CHALLENGE: Look through the data below. Show each line where the string "image" occurs.

RECORDS PROVIDED:
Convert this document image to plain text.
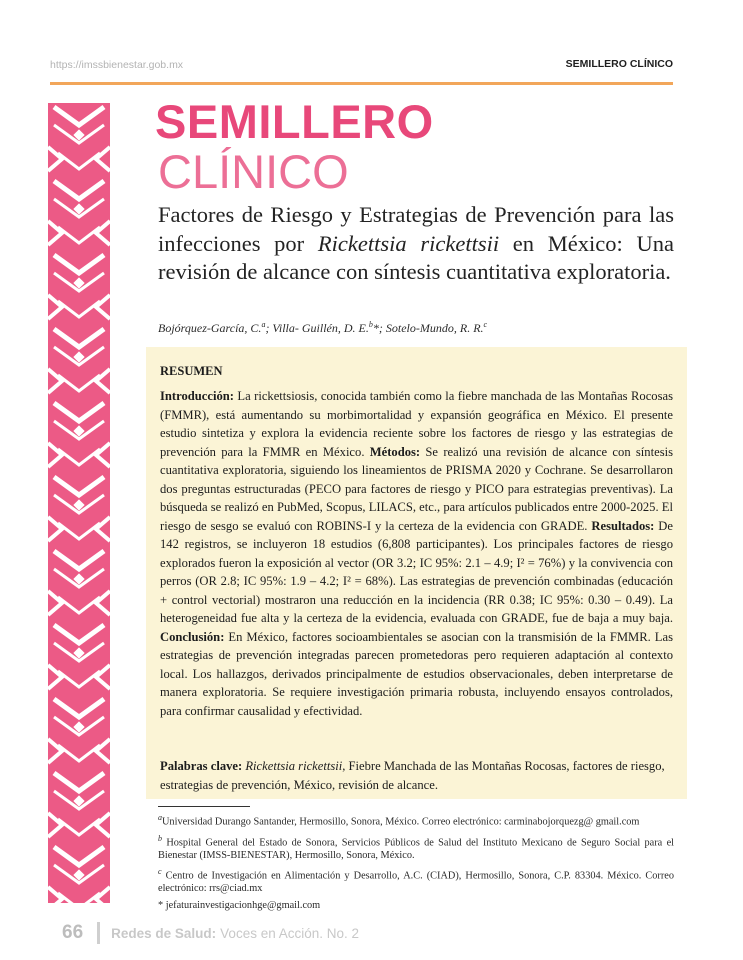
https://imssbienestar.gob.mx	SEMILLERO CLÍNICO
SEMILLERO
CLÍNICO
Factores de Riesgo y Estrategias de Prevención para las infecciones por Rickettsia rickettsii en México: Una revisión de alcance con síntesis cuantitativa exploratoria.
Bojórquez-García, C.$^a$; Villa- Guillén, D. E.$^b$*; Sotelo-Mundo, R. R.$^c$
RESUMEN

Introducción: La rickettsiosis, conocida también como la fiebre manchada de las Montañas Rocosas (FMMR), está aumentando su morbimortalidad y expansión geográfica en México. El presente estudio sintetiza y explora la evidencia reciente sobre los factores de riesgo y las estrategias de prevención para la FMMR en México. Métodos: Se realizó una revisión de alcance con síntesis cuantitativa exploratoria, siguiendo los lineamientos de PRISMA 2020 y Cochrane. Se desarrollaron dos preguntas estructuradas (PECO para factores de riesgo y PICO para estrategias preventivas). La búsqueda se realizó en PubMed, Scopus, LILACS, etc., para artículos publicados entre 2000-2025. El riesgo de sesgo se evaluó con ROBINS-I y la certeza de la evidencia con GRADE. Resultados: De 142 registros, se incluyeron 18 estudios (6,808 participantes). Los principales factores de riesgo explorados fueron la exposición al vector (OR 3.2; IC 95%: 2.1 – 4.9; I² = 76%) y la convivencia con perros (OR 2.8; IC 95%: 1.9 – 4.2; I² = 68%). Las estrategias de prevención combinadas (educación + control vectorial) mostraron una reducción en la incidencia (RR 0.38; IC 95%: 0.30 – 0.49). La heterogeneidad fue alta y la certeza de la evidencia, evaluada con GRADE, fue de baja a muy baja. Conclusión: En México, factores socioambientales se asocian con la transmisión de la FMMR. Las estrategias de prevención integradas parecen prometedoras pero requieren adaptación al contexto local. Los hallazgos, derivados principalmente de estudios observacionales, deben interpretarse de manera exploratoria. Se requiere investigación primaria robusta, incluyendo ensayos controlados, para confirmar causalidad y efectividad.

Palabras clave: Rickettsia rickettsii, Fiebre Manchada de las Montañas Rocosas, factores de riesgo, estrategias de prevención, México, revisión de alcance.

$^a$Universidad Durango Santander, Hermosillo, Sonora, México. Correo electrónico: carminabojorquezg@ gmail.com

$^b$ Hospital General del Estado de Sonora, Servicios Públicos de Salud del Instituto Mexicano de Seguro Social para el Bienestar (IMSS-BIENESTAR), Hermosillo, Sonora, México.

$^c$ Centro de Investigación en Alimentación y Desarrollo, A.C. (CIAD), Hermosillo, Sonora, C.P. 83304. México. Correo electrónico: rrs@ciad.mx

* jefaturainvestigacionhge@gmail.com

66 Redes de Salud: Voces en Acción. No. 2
...
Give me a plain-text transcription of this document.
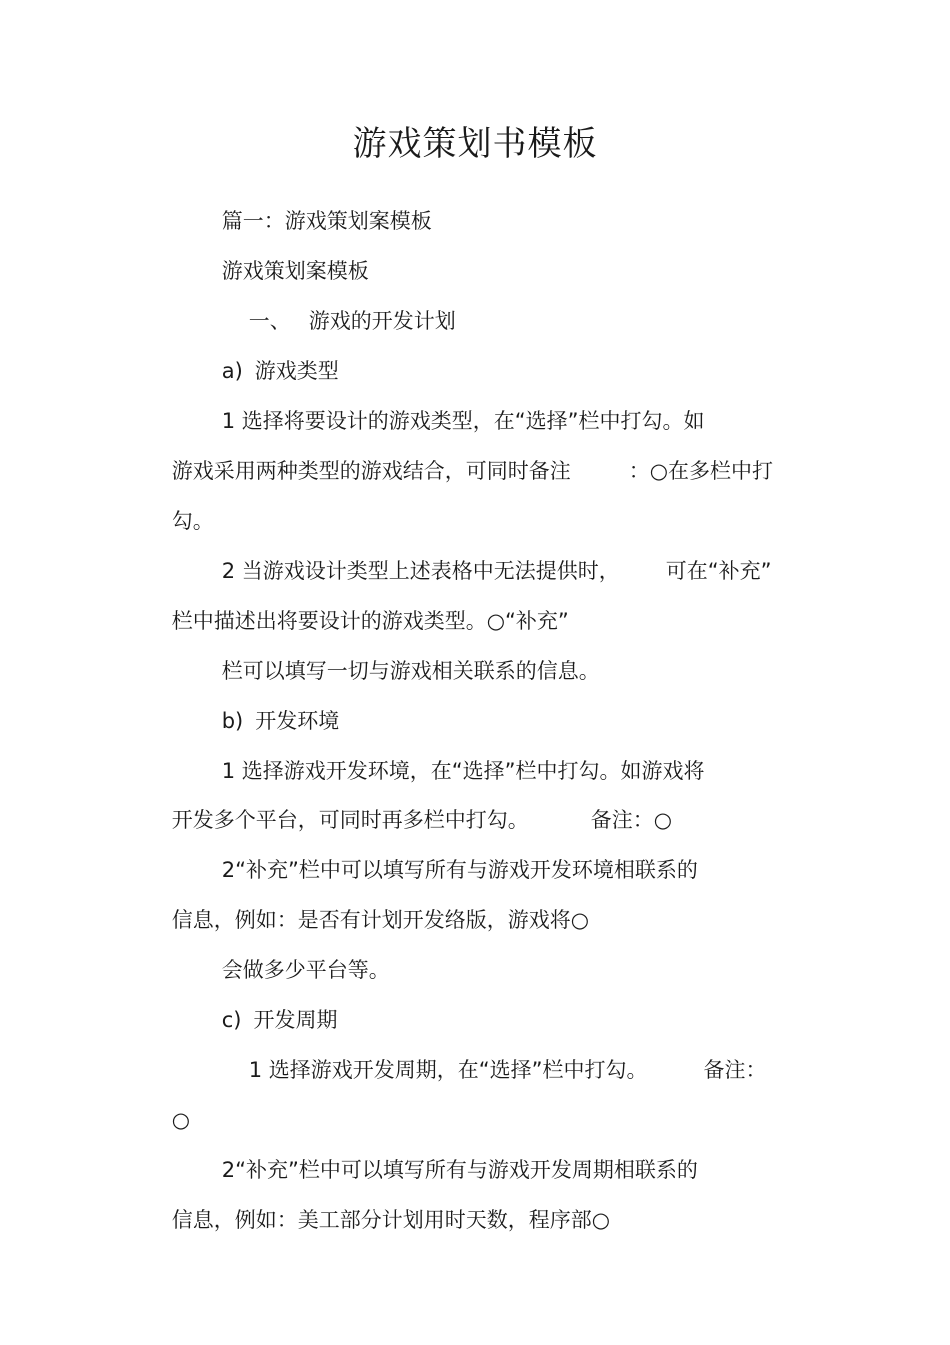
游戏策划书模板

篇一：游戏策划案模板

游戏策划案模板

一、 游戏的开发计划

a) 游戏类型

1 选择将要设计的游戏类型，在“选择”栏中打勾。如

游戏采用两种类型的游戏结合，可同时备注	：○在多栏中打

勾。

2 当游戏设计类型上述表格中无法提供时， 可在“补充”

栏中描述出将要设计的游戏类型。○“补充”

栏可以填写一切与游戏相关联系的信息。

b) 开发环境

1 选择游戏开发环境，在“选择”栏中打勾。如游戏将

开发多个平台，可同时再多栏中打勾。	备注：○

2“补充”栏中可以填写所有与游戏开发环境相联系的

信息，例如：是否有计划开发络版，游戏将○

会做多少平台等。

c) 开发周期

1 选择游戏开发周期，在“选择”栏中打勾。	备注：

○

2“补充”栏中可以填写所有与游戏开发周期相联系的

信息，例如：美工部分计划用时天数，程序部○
==
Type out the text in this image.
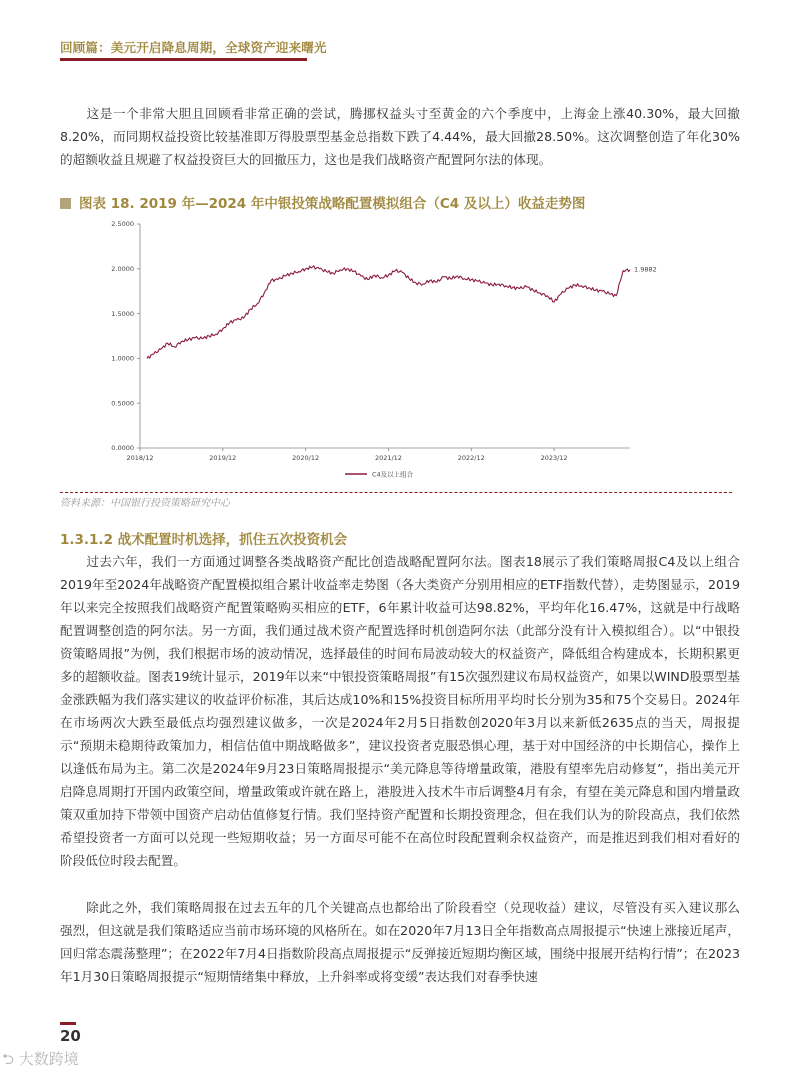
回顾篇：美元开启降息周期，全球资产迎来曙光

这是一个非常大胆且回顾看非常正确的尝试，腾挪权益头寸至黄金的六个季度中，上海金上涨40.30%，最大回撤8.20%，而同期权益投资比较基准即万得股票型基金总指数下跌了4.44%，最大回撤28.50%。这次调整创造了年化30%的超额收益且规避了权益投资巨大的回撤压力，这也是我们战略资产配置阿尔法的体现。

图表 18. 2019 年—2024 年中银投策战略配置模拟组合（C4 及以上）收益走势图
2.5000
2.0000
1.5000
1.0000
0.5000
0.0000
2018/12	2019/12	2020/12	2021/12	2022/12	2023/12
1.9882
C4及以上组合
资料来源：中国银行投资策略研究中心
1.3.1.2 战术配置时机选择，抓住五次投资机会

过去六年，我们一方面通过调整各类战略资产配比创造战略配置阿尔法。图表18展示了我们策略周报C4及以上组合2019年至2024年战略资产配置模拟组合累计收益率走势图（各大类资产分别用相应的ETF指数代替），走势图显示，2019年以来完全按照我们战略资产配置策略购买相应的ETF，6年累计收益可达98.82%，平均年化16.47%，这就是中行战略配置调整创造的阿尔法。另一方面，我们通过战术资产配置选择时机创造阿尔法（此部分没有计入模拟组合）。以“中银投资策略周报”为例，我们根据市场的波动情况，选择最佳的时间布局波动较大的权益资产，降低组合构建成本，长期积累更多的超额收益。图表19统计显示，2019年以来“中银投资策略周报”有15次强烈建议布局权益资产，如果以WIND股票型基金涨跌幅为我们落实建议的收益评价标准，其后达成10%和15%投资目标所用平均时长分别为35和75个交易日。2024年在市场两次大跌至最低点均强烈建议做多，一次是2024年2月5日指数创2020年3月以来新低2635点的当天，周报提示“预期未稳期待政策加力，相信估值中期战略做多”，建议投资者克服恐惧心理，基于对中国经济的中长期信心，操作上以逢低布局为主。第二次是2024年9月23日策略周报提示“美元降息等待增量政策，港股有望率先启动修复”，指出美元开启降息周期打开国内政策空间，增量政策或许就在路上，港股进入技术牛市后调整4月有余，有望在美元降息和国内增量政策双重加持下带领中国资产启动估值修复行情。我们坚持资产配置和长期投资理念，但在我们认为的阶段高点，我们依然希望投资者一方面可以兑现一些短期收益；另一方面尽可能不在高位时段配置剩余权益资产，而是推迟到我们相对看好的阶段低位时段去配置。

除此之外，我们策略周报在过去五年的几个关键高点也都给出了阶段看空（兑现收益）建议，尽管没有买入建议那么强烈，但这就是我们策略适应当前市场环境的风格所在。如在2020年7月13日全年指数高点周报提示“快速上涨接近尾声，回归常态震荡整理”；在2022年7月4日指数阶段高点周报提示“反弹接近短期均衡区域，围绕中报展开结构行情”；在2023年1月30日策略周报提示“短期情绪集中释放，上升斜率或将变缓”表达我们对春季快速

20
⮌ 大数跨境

ANSWER TO THIS TASK:
Convert this document image to plain text.
Type out the text in this image.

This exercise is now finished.